■ **Records about charts and figures**
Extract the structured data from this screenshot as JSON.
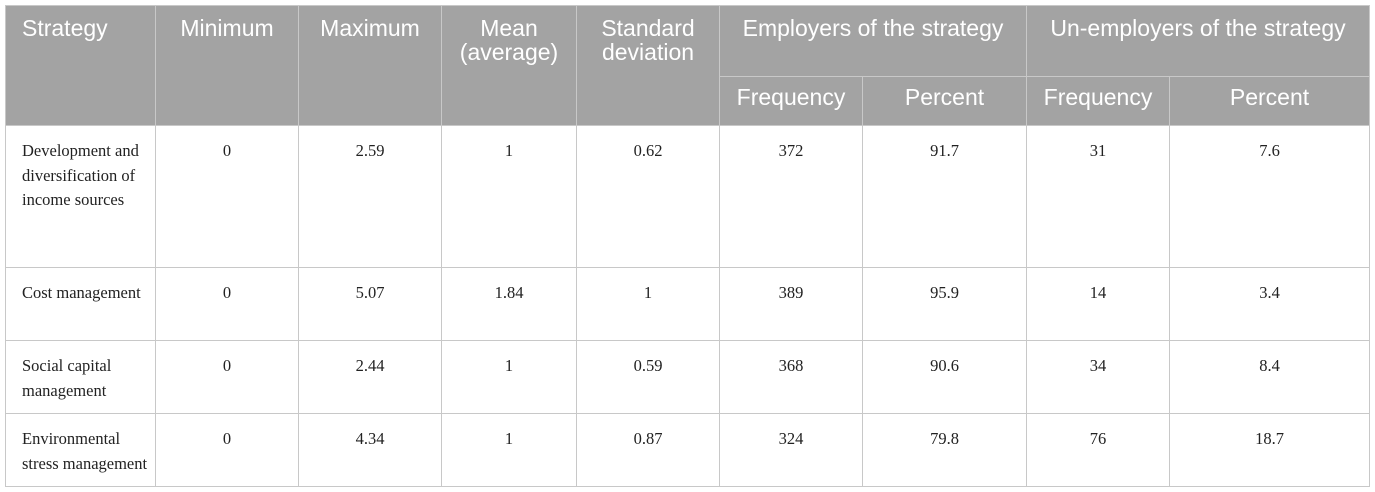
{
  "header": {
    "strategy": "Strategy",
    "minimum": "Minimum",
    "maximum": "Maximum",
    "mean": "Mean (average)",
    "std": "Standard deviation",
    "employers": "Employers of the strategy",
    "unemployers": "Un-employers of the strategy",
    "frequency": "Frequency",
    "percent": "Percent"
  },
  "rows": [
    {
      "strategy": "Development and diversification of income sources",
      "min": "0",
      "max": "2.59",
      "mean": "1",
      "std": "0.62",
      "emp_freq": "372",
      "emp_pct": "91.7",
      "unemp_freq": "31",
      "unemp_pct": "7.6"
    },
    {
      "strategy": "Cost management",
      "min": "0",
      "max": "5.07",
      "mean": "1.84",
      "std": "1",
      "emp_freq": "389",
      "emp_pct": "95.9",
      "unemp_freq": "14",
      "unemp_pct": "3.4"
    },
    {
      "strategy": "Social capital management",
      "min": "0",
      "max": "2.44",
      "mean": "1",
      "std": "0.59",
      "emp_freq": "368",
      "emp_pct": "90.6",
      "unemp_freq": "34",
      "unemp_pct": "8.4"
    },
    {
      "strategy": "Environmental stress management",
      "min": "0",
      "max": "4.34",
      "mean": "1",
      "std": "0.87",
      "emp_freq": "324",
      "emp_pct": "79.8",
      "unemp_freq": "76",
      "unemp_pct": "18.7"
    }
  ]
}
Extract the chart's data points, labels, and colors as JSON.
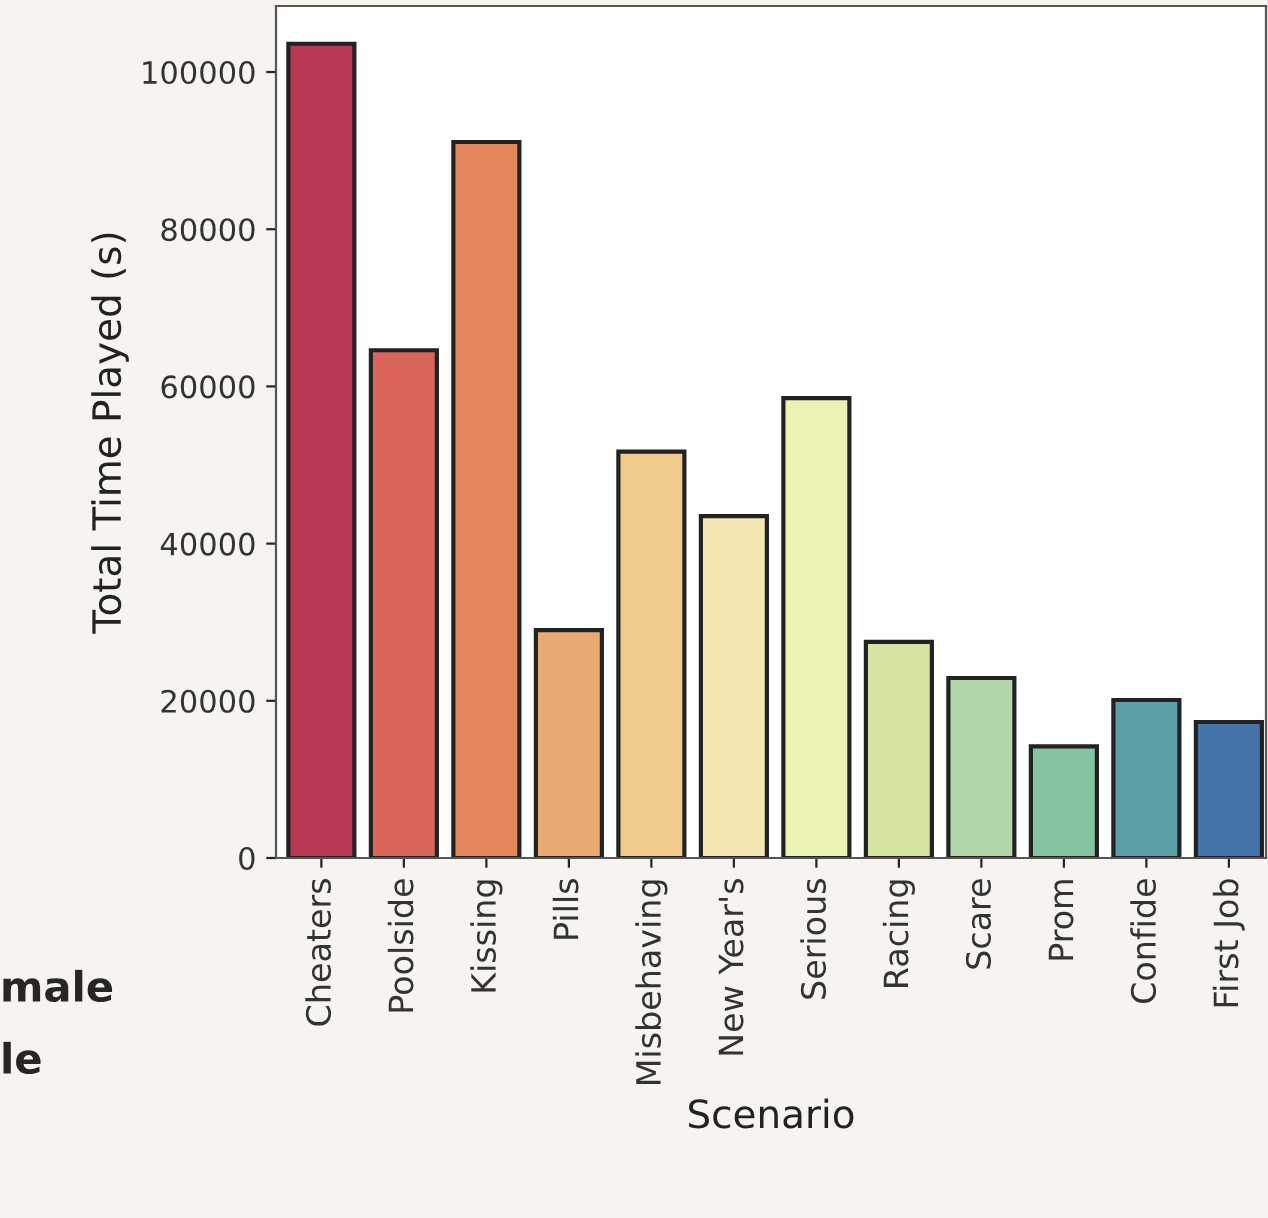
{
  "chart_data": {
    "type": "bar",
    "xlabel": "Scenario",
    "ylabel": "Total Time Played (s)",
    "categories": [
      "Cheaters",
      "Poolside",
      "Kissing",
      "Pills",
      "Misbehaving",
      "New Year's",
      "Serious",
      "Racing",
      "Scare",
      "Prom",
      "Confide",
      "First Job"
    ],
    "values": [
      103600,
      64600,
      91100,
      29000,
      51700,
      43500,
      58500,
      27500,
      22900,
      14200,
      20100,
      17300
    ],
    "colors": [
      "#b83a55",
      "#d8645a",
      "#e5875d",
      "#e9aa72",
      "#f0cb8c",
      "#f2e7b2",
      "#ecf1b4",
      "#d4e39f",
      "#b0d6a9",
      "#85c3a2",
      "#5a9fa5",
      "#4574aa"
    ],
    "ylim": [
      0,
      108400
    ],
    "yticks": [
      0,
      20000,
      40000,
      60000,
      80000,
      100000
    ],
    "grid": false,
    "annotations": [
      "male",
      "le"
    ]
  }
}
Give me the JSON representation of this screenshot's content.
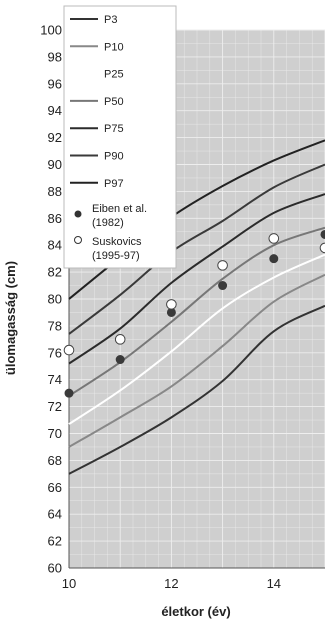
{
  "chart_data": {
    "type": "line",
    "xlabel": "életkor (év)",
    "ylabel": "ülomagasság (cm)",
    "xlim": [
      10,
      15
    ],
    "ylim": [
      60,
      100
    ],
    "x_ticks": [
      "10",
      "12",
      "14"
    ],
    "y_ticks": [
      "60",
      "62",
      "64",
      "66",
      "68",
      "70",
      "72",
      "74",
      "76",
      "78",
      "80",
      "82",
      "84",
      "86",
      "88",
      "90",
      "92",
      "94",
      "96",
      "98",
      "100"
    ],
    "grid": true,
    "legend_position": "top-left",
    "series": [
      {
        "name": "P3",
        "color": "#333333",
        "x": [
          10,
          11,
          12,
          13,
          14,
          15
        ],
        "y": [
          67.0,
          69.0,
          71.2,
          73.9,
          77.6,
          79.5
        ]
      },
      {
        "name": "P10",
        "color": "#888888",
        "x": [
          10,
          11,
          12,
          13,
          14,
          15
        ],
        "y": [
          69.0,
          71.2,
          73.5,
          76.5,
          79.8,
          81.8
        ]
      },
      {
        "name": "P25",
        "color": "#ffffff",
        "x": [
          10,
          11,
          12,
          13,
          14,
          15
        ],
        "y": [
          70.7,
          73.2,
          76.1,
          79.3,
          81.6,
          83.3
        ]
      },
      {
        "name": "P50",
        "color": "#777777",
        "x": [
          10,
          11,
          12,
          13,
          14,
          15
        ],
        "y": [
          72.8,
          75.3,
          78.3,
          81.5,
          84.0,
          85.3
        ]
      },
      {
        "name": "P75",
        "color": "#2b2b2b",
        "x": [
          10,
          11,
          12,
          13,
          14,
          15
        ],
        "y": [
          75.2,
          77.8,
          81.2,
          83.9,
          86.4,
          87.8
        ]
      },
      {
        "name": "P90",
        "color": "#3a3a3a",
        "x": [
          10,
          11,
          12,
          13,
          14,
          15
        ],
        "y": [
          77.4,
          80.3,
          83.5,
          85.8,
          88.3,
          90.0
        ]
      },
      {
        "name": "P97",
        "color": "#222222",
        "x": [
          10,
          11,
          12,
          13,
          14,
          15
        ],
        "y": [
          80.0,
          83.1,
          86.1,
          88.4,
          90.3,
          91.8
        ]
      }
    ],
    "points": [
      {
        "name": "Eiben et al. (1982)",
        "style": "filled",
        "x": [
          10,
          11,
          12,
          13,
          14,
          15
        ],
        "y": [
          73.0,
          75.5,
          79.0,
          81.0,
          83.0,
          84.8
        ]
      },
      {
        "name": "Suskovics (1995-97)",
        "style": "open",
        "x": [
          10,
          11,
          12,
          13,
          14,
          15
        ],
        "y": [
          76.2,
          77.0,
          79.6,
          82.5,
          84.5,
          83.8
        ]
      }
    ]
  },
  "legend": {
    "lines": [
      "P3",
      "P10",
      "P25",
      "P50",
      "P75",
      "P90",
      "P97"
    ],
    "eiben_line1": "Eiben et al.",
    "eiben_line2": "(1982)",
    "susk_line1": "Suskovics",
    "susk_line2": "(1995-97)"
  },
  "colors": {
    "plot_bg": "#cfcfcf",
    "grid": "#eeeeee"
  }
}
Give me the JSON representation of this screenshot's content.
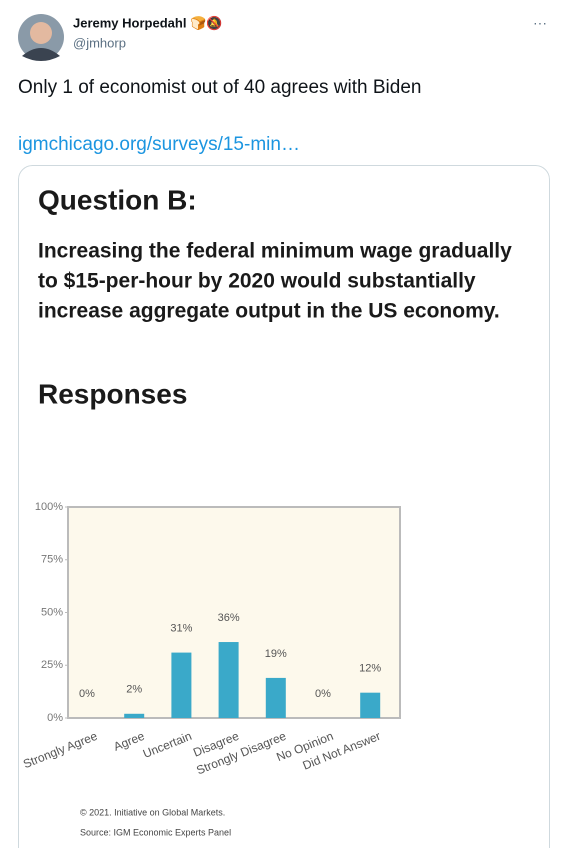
{
  "tweet": {
    "name": "Jeremy Horpedahl 🍞🔕",
    "handle": "@jmhorp",
    "more": "···",
    "text": "Only 1 of economist out of 40 agrees with Biden",
    "link": "igmchicago.org/surveys/15-min…"
  },
  "card": {
    "heading": "Question B:",
    "question_lines": [
      "Increasing the federal minimum wage gradually",
      "to $15-per-hour by 2020 would substantially",
      "increase aggregate output in the US economy."
    ],
    "subheading": "Responses",
    "copyright": "© 2021. Initiative on Global Markets.",
    "source": "Source: IGM Economic Experts Panel"
  },
  "chart_data": {
    "type": "bar",
    "categories": [
      "Strongly Agree",
      "Agree",
      "Uncertain",
      "Disagree",
      "Strongly Disagree",
      "No Opinion",
      "Did Not Answer"
    ],
    "values": [
      0,
      2,
      31,
      36,
      19,
      0,
      12
    ],
    "value_labels": [
      "0%",
      "2%",
      "31%",
      "36%",
      "19%",
      "0%",
      "12%"
    ],
    "color": "#3aa9c9",
    "ylim": [
      0,
      100
    ],
    "yticks": [
      {
        "value": 0,
        "label": "0%"
      },
      {
        "value": 25,
        "label": "25%"
      },
      {
        "value": 50,
        "label": "50%"
      },
      {
        "value": 75,
        "label": "75%"
      },
      {
        "value": 100,
        "label": "100%"
      }
    ]
  }
}
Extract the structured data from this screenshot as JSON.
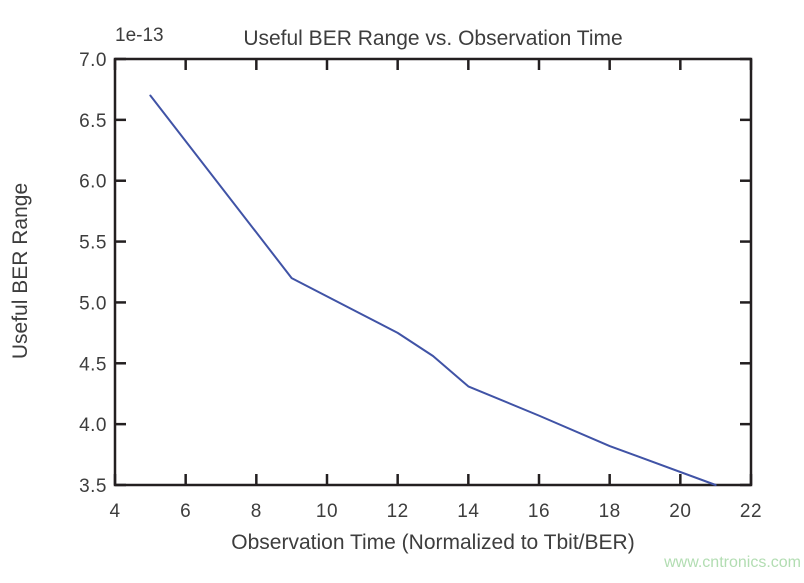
{
  "chart": {
    "title": "Useful BER Range vs. Observation Time",
    "xlabel": "Observation Time (Normalized to Tbit/BER)",
    "ylabel": "Useful BER Range",
    "offset_label": "1e-13"
  },
  "watermark": {
    "text": "www.cntronics.com"
  },
  "colors": {
    "line": "#4053a6",
    "axis": "#231f20",
    "text": "#3d3d3d",
    "watermark": "#b2ddb2",
    "background": "#ffffff"
  },
  "chart_data": {
    "type": "line",
    "title": "Useful BER Range vs. Observation Time",
    "xlabel": "Observation Time (Normalized to Tbit/BER)",
    "ylabel": "Useful BER Range",
    "y_scale_offset": "1e-13",
    "x": [
      5,
      9,
      10,
      11,
      12,
      13,
      14,
      16,
      18,
      21
    ],
    "y": [
      6.7,
      5.2,
      5.05,
      4.9,
      4.75,
      4.56,
      4.31,
      4.07,
      3.82,
      3.5
    ],
    "y_units_note": "values are multiples of 1e-13",
    "xlim": [
      4,
      22
    ],
    "ylim": [
      3.5,
      7.0
    ],
    "x_ticks": [
      4,
      6,
      8,
      10,
      12,
      14,
      16,
      18,
      20,
      22
    ],
    "y_ticks": [
      3.5,
      4.0,
      4.5,
      5.0,
      5.5,
      6.0,
      6.5,
      7.0
    ],
    "grid": false,
    "legend": null,
    "line_color": "#4053a6",
    "ticks_inward_all_sides": true
  }
}
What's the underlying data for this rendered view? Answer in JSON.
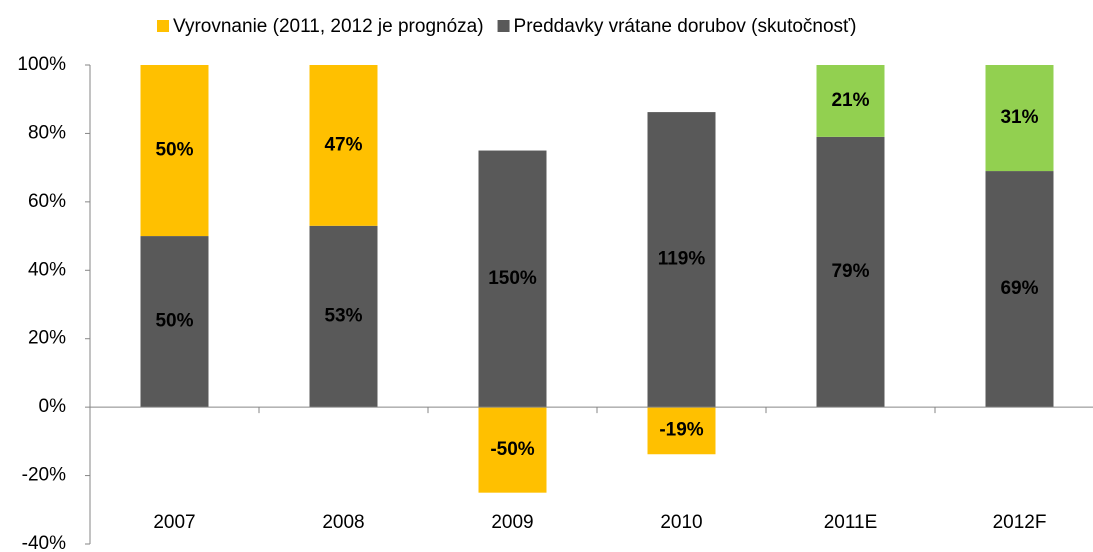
{
  "chart_data": {
    "type": "bar",
    "stacking": "percent",
    "categories": [
      "2007",
      "2008",
      "2009",
      "2010",
      "2011E",
      "2012F"
    ],
    "series": [
      {
        "name": "Vyrovnanie (2011, 2012 je prognóza)",
        "color": "#FFC000",
        "point_colors": [
          "#FFC000",
          "#FFC000",
          "#FFC000",
          "#FFC000",
          "#92D050",
          "#92D050"
        ],
        "values": [
          50,
          47,
          -50,
          -19,
          21,
          31
        ],
        "value_labels": [
          "50%",
          "47%",
          "-50%",
          "-19%",
          "21%",
          "31%"
        ]
      },
      {
        "name": "Preddavky vrátane dorubov (skutočnosť)",
        "color": "#595959",
        "values": [
          50,
          53,
          150,
          119,
          79,
          69
        ],
        "value_labels": [
          "50%",
          "53%",
          "150%",
          "119%",
          "79%",
          "69%"
        ]
      }
    ],
    "stack_order": [
      1,
      0
    ],
    "ylim": [
      -40,
      100
    ],
    "yticks": [
      {
        "value": -40,
        "label": "-40%"
      },
      {
        "value": -20,
        "label": "-20%"
      },
      {
        "value": 0,
        "label": "0%"
      },
      {
        "value": 20,
        "label": "20%"
      },
      {
        "value": 40,
        "label": "40%"
      },
      {
        "value": 60,
        "label": "60%"
      },
      {
        "value": 80,
        "label": "80%"
      },
      {
        "value": 100,
        "label": "100%"
      }
    ],
    "legend": "top"
  }
}
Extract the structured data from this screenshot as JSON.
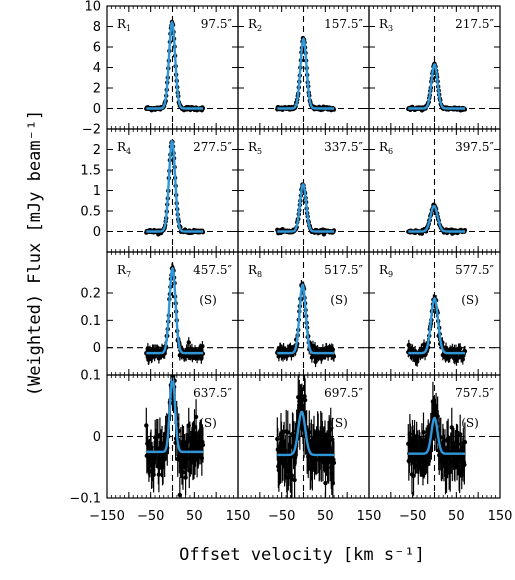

■ **Task**
What is the number of lines in the records that contain "ylabel"? Give that number only.

■ **Result of the task**
4